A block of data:
════

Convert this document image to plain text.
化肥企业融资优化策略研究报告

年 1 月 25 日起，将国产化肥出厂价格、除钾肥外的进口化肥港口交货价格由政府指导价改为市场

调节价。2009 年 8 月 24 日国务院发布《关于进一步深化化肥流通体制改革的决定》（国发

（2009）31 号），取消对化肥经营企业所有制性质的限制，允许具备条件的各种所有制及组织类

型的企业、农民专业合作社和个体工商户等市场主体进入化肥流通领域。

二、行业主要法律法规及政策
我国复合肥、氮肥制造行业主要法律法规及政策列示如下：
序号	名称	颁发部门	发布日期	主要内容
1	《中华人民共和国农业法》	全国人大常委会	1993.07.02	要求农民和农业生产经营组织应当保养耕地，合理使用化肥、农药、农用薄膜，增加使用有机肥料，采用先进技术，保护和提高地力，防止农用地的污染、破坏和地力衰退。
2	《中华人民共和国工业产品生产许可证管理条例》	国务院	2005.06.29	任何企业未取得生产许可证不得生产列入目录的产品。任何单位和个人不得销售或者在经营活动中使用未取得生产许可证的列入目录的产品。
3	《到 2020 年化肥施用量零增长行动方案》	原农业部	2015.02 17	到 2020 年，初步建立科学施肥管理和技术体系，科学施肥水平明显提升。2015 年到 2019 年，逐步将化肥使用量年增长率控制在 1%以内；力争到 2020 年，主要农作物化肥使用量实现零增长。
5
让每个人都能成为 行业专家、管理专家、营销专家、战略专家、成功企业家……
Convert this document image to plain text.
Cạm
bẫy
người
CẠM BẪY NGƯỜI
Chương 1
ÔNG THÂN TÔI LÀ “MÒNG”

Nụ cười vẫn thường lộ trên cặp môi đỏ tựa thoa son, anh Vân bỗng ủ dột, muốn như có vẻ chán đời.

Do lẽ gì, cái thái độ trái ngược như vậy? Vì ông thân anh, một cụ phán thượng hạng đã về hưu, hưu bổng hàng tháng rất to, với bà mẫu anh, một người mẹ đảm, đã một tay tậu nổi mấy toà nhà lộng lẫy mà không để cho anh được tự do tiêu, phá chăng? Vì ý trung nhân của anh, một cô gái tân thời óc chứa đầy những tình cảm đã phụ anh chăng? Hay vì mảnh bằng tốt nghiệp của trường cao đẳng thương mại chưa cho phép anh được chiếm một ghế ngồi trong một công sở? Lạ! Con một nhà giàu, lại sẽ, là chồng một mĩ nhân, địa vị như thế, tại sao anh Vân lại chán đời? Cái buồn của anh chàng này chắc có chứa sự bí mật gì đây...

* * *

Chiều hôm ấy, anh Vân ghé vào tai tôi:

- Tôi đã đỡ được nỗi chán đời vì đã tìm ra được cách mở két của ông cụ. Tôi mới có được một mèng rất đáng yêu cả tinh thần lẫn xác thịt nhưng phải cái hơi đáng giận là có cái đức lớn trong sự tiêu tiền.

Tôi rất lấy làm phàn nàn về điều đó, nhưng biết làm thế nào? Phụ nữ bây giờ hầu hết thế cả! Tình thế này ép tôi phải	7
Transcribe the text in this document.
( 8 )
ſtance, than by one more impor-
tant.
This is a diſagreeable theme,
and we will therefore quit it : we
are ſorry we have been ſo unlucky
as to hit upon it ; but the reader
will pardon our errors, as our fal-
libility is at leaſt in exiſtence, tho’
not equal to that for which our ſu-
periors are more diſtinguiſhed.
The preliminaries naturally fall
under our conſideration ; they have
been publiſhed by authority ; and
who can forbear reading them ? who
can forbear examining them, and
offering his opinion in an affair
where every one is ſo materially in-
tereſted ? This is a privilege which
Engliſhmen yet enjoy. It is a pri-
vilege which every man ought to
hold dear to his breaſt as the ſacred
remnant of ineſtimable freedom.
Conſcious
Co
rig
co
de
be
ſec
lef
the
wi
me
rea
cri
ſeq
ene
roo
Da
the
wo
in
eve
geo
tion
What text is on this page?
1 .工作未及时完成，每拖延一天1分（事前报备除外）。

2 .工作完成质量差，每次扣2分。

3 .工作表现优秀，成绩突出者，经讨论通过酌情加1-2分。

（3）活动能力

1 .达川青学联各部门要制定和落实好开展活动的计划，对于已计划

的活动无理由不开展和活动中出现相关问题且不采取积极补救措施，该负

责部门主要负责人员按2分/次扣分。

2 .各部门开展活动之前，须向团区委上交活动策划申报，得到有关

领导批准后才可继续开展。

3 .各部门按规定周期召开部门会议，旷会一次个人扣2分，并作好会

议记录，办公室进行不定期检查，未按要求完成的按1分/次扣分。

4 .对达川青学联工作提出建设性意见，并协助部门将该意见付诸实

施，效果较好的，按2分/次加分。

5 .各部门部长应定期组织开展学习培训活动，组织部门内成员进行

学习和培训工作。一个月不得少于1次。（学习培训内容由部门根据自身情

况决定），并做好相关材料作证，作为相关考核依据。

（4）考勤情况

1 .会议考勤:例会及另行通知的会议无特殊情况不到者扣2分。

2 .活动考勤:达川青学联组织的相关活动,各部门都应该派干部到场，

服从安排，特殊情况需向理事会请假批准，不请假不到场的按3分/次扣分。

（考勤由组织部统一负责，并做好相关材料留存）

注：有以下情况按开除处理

════

What the task asks: Only the lines from the one containing "What text is on this page?" to the end of the records should be repeated, exactly as they appear.

Written reply:
What text is on this page?
1 .工作未及时完成，每拖延一天1分（事前报备除外）。

2 .工作完成质量差，每次扣2分。

3 .工作表现优秀，成绩突出者，经讨论通过酌情加1-2分。

（3）活动能力

1 .达川青学联各部门要制定和落实好开展活动的计划，对于已计划

的活动无理由不开展和活动中出现相关问题且不采取积极补救措施，该负

责部门主要负责人员按2分/次扣分。

2 .各部门开展活动之前，须向团区委上交活动策划申报，得到有关

领导批准后才可继续开展。

3 .各部门按规定周期召开部门会议，旷会一次个人扣2分，并作好会

议记录，办公室进行不定期检查，未按要求完成的按1分/次扣分。

4 .对达川青学联工作提出建设性意见，并协助部门将该意见付诸实

施，效果较好的，按2分/次加分。

5 .各部门部长应定期组织开展学习培训活动，组织部门内成员进行

学习和培训工作。一个月不得少于1次。（学习培训内容由部门根据自身情

况决定），并做好相关材料作证，作为相关考核依据。

（4）考勤情况

1 .会议考勤:例会及另行通知的会议无特殊情况不到者扣2分。

2 .活动考勤:达川青学联组织的相关活动,各部门都应该派干部到场，

服从安排，特殊情况需向理事会请假批准，不请假不到场的按3分/次扣分。

（考勤由组织部统一负责，并做好相关材料留存）

注：有以下情况按开除处理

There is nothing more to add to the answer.